- **WORK INSTRUCTIONS**:
Produce an exact transcription of the listing below, omitting the pictures.

- **LISTING**:
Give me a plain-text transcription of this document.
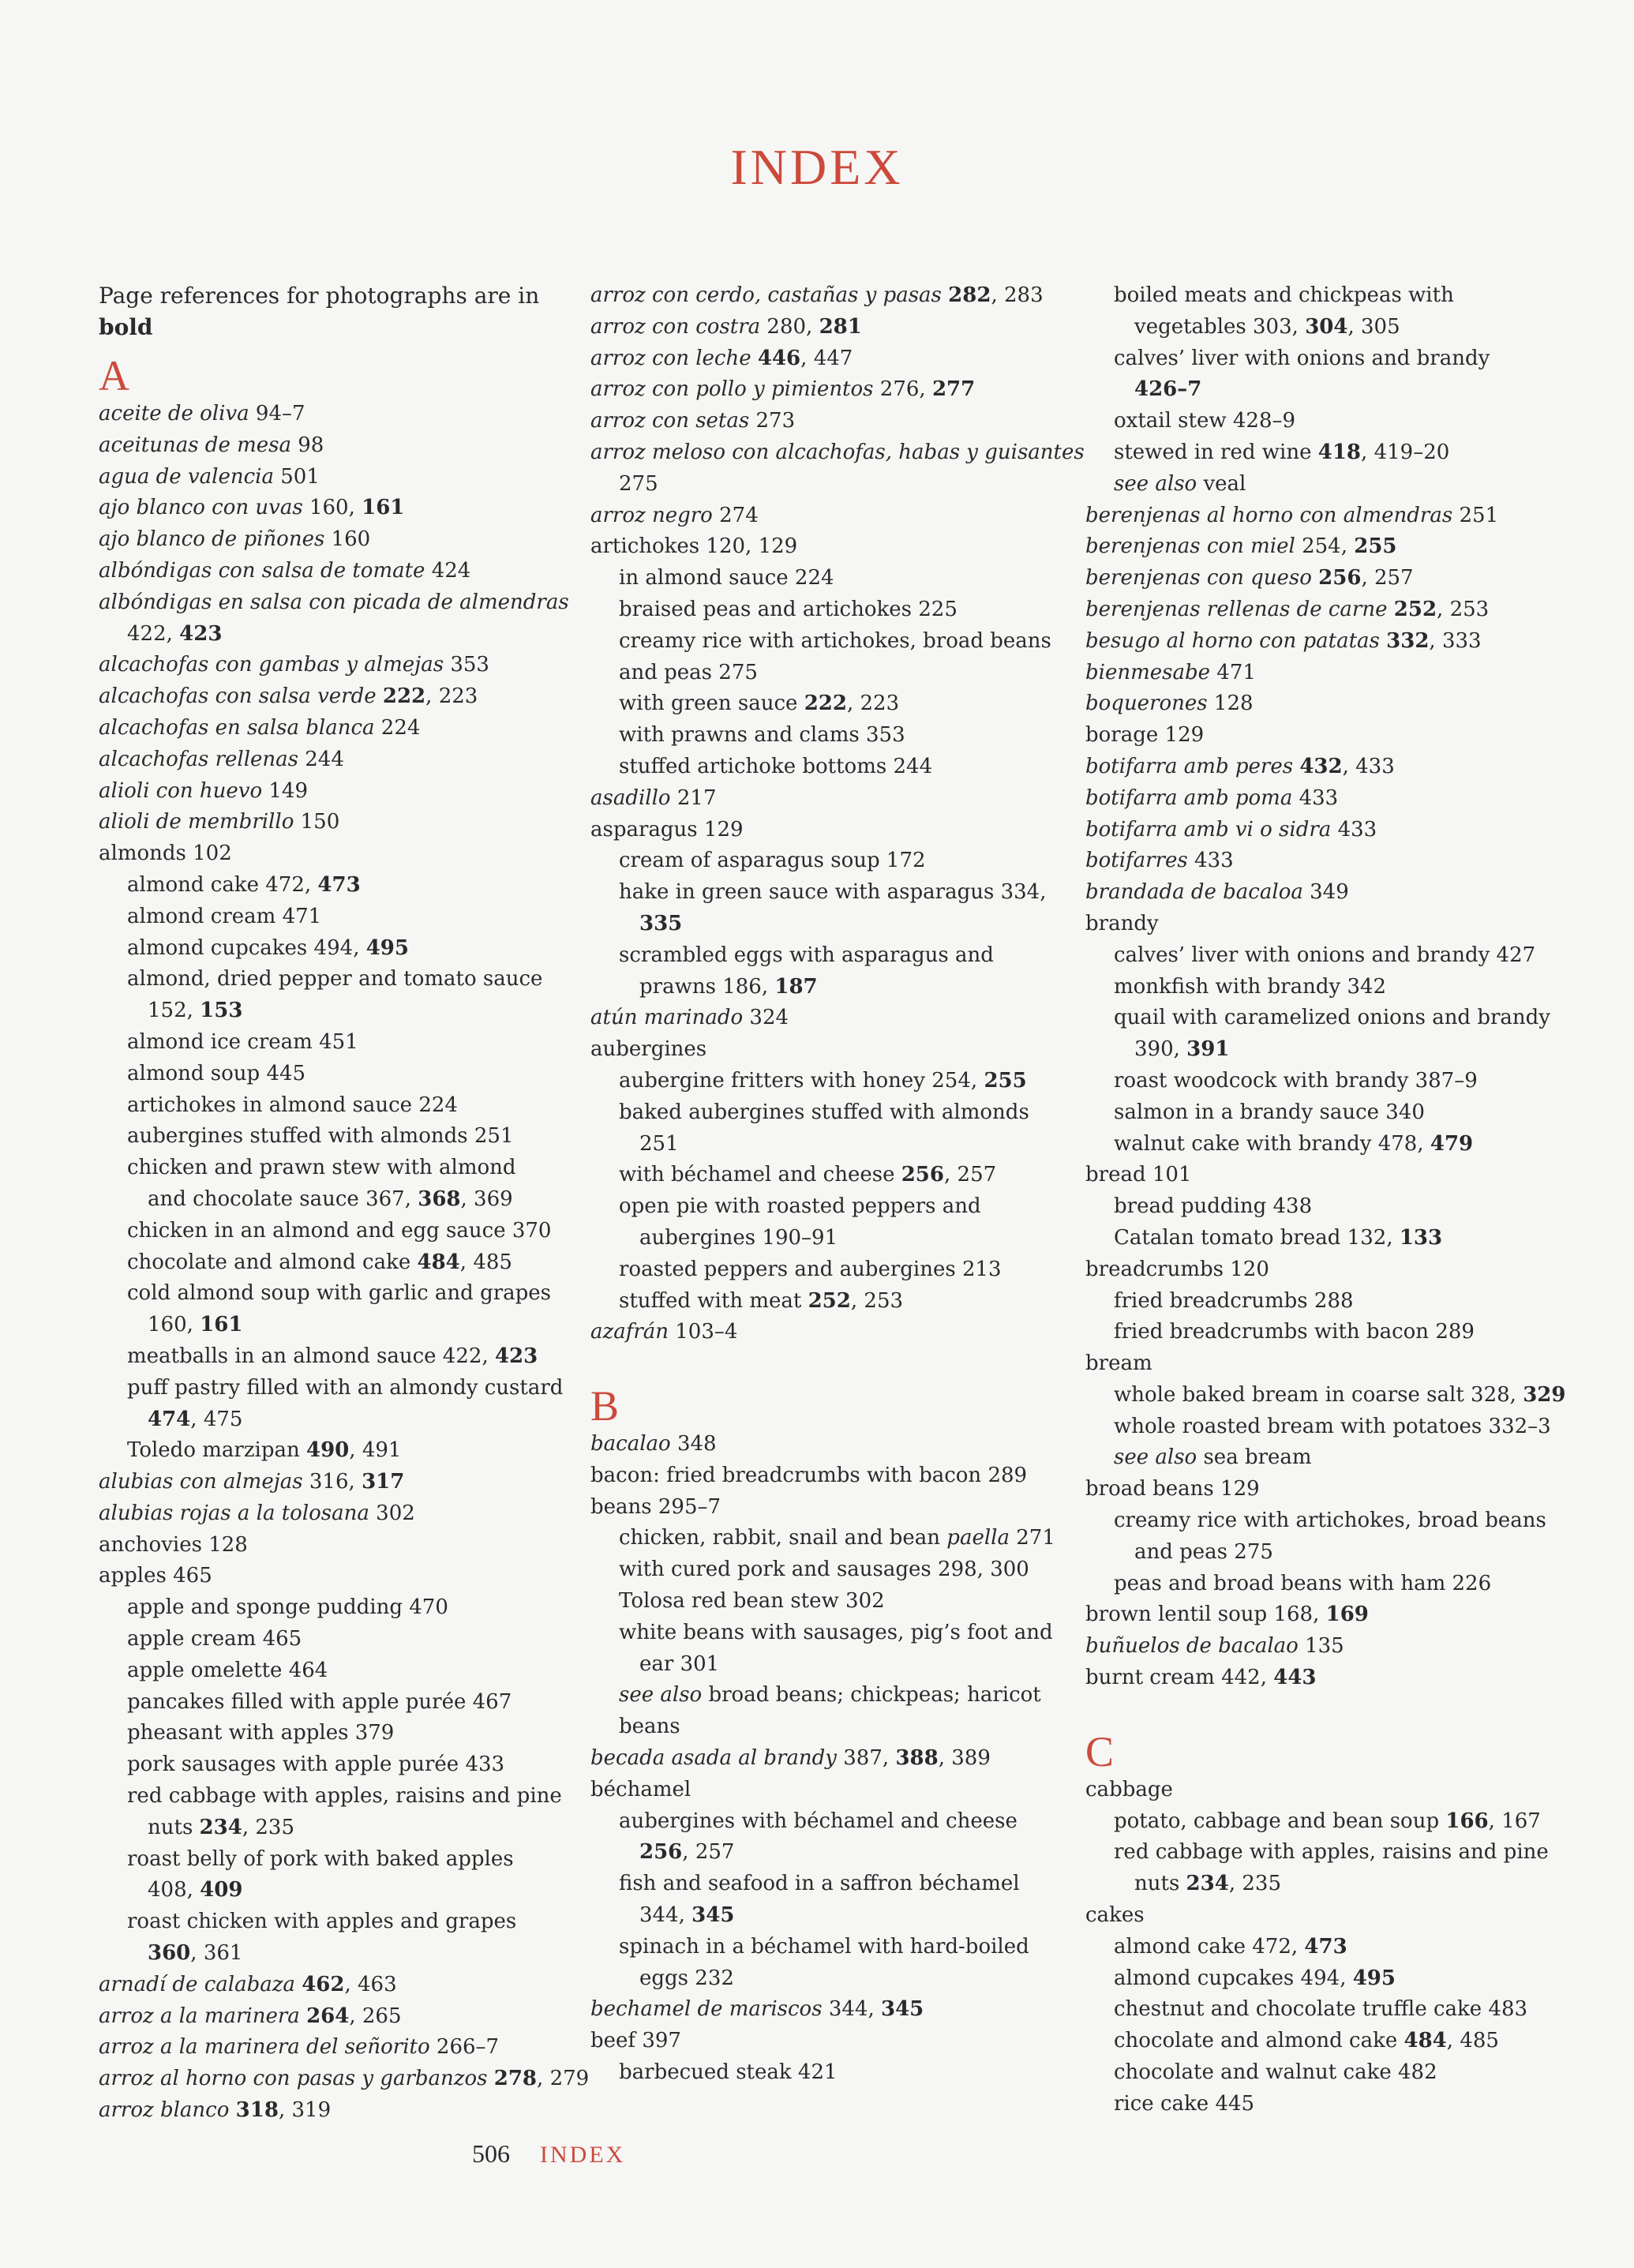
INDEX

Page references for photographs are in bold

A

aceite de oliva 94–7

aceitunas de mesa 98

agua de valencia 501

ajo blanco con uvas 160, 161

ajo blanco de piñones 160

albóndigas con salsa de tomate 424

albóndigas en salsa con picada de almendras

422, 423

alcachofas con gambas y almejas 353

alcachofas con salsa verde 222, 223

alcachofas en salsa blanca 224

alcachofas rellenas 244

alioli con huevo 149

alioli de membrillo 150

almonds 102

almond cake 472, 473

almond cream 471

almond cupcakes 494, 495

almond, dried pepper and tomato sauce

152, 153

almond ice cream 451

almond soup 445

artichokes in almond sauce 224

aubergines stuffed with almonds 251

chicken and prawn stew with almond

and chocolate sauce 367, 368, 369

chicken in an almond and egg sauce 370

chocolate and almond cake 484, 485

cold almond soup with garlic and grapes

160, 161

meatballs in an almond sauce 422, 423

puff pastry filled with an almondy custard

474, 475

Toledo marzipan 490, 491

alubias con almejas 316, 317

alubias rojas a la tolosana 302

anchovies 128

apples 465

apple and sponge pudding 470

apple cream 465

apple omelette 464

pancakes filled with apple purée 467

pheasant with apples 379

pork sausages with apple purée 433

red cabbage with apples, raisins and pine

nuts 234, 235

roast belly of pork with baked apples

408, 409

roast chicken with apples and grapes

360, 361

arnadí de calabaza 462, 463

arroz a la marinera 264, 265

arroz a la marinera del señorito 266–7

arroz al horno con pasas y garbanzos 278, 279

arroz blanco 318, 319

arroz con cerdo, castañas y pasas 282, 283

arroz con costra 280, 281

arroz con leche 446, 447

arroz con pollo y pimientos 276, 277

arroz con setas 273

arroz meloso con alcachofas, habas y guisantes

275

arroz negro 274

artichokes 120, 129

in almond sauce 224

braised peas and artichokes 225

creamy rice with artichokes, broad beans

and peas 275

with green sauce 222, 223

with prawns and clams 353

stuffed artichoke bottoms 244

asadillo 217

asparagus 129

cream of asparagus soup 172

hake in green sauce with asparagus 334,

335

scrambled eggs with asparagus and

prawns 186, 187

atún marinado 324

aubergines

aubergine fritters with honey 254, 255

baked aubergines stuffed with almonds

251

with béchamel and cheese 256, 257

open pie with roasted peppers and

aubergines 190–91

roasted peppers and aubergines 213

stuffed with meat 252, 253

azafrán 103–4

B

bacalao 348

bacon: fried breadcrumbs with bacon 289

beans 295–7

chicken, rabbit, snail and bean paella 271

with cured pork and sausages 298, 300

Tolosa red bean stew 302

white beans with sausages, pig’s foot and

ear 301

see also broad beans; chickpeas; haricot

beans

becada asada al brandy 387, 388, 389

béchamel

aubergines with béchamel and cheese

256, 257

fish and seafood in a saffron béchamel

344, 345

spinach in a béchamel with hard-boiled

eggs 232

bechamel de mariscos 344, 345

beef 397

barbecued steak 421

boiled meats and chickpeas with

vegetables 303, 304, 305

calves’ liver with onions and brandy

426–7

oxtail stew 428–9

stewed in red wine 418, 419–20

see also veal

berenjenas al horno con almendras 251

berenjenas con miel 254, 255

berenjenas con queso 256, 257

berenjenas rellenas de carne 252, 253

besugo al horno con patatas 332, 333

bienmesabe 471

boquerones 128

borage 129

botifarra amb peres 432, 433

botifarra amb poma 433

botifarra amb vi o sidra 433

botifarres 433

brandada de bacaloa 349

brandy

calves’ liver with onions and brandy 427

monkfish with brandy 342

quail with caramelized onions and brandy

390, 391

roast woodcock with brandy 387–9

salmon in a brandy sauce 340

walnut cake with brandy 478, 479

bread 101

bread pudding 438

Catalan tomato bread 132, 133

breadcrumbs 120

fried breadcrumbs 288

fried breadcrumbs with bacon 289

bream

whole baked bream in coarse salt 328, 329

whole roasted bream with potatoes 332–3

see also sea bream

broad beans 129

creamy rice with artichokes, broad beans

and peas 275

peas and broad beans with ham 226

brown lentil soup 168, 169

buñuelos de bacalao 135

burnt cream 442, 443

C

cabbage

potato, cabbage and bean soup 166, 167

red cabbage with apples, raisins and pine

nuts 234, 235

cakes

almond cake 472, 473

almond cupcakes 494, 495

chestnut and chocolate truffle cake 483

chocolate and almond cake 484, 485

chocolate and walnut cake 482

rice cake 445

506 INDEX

- **RESPONSE**:
Give me a plain-text transcription of this document.
INDEX

Page references for photographs are in bold

A

aceite de oliva 94–7

aceitunas de mesa 98

agua de valencia 501

ajo blanco con uvas 160, 161

ajo blanco de piñones 160

albóndigas con salsa de tomate 424

albóndigas en salsa con picada de almendras

422, 423

alcachofas con gambas y almejas 353

alcachofas con salsa verde 222, 223

alcachofas en salsa blanca 224

alcachofas rellenas 244

alioli con huevo 149

alioli de membrillo 150

almonds 102

almond cake 472, 473

almond cream 471

almond cupcakes 494, 495

almond, dried pepper and tomato sauce

152, 153

almond ice cream 451

almond soup 445

artichokes in almond sauce 224

aubergines stuffed with almonds 251

chicken and prawn stew with almond

and chocolate sauce 367, 368, 369

chicken in an almond and egg sauce 370

chocolate and almond cake 484, 485

cold almond soup with garlic and grapes

160, 161

meatballs in an almond sauce 422, 423

puff pastry filled with an almondy custard

474, 475

Toledo marzipan 490, 491

alubias con almejas 316, 317

alubias rojas a la tolosana 302

anchovies 128

apples 465

apple and sponge pudding 470

apple cream 465

apple omelette 464

pancakes filled with apple purée 467

pheasant with apples 379

pork sausages with apple purée 433

red cabbage with apples, raisins and pine

nuts 234, 235

roast belly of pork with baked apples

408, 409

roast chicken with apples and grapes

360, 361

arnadí de calabaza 462, 463

arroz a la marinera 264, 265

arroz a la marinera del señorito 266–7

arroz al horno con pasas y garbanzos 278, 279

arroz blanco 318, 319

arroz con cerdo, castañas y pasas 282, 283

arroz con costra 280, 281

arroz con leche 446, 447

arroz con pollo y pimientos 276, 277

arroz con setas 273

arroz meloso con alcachofas, habas y guisantes

275

arroz negro 274

artichokes 120, 129

in almond sauce 224

braised peas and artichokes 225

creamy rice with artichokes, broad beans

and peas 275

with green sauce 222, 223

with prawns and clams 353

stuffed artichoke bottoms 244

asadillo 217

asparagus 129

cream of asparagus soup 172

hake in green sauce with asparagus 334,

335

scrambled eggs with asparagus and

prawns 186, 187

atún marinado 324

aubergines

aubergine fritters with honey 254, 255

baked aubergines stuffed with almonds

251

with béchamel and cheese 256, 257

open pie with roasted peppers and

aubergines 190–91

roasted peppers and aubergines 213

stuffed with meat 252, 253

azafrán 103–4

B

bacalao 348

bacon: fried breadcrumbs with bacon 289

beans 295–7

chicken, rabbit, snail and bean paella 271

with cured pork and sausages 298, 300

Tolosa red bean stew 302

white beans with sausages, pig’s foot and

ear 301

see also broad beans; chickpeas; haricot

beans

becada asada al brandy 387, 388, 389

béchamel

aubergines with béchamel and cheese

256, 257

fish and seafood in a saffron béchamel

344, 345

spinach in a béchamel with hard-boiled

eggs 232

bechamel de mariscos 344, 345

beef 397

barbecued steak 421

boiled meats and chickpeas with

vegetables 303, 304, 305

calves’ liver with onions and brandy

426–7

oxtail stew 428–9

stewed in red wine 418, 419–20

see also veal

berenjenas al horno con almendras 251

berenjenas con miel 254, 255

berenjenas con queso 256, 257

berenjenas rellenas de carne 252, 253

besugo al horno con patatas 332, 333

bienmesabe 471

boquerones 128

borage 129

botifarra amb peres 432, 433

botifarra amb poma 433

botifarra amb vi o sidra 433

botifarres 433

brandada de bacaloa 349

brandy

calves’ liver with onions and brandy 427

monkfish with brandy 342

quail with caramelized onions and brandy

390, 391

roast woodcock with brandy 387–9

salmon in a brandy sauce 340

walnut cake with brandy 478, 479

bread 101

bread pudding 438

Catalan tomato bread 132, 133

breadcrumbs 120

fried breadcrumbs 288

fried breadcrumbs with bacon 289

bream

whole baked bream in coarse salt 328, 329

whole roasted bream with potatoes 332–3

see also sea bream

broad beans 129

creamy rice with artichokes, broad beans

and peas 275

peas and broad beans with ham 226

brown lentil soup 168, 169

buñuelos de bacalao 135

burnt cream 442, 443

C

cabbage

potato, cabbage and bean soup 166, 167

red cabbage with apples, raisins and pine

nuts 234, 235

cakes

almond cake 472, 473

almond cupcakes 494, 495

chestnut and chocolate truffle cake 483

chocolate and almond cake 484, 485

chocolate and walnut cake 482

rice cake 445

506 INDEX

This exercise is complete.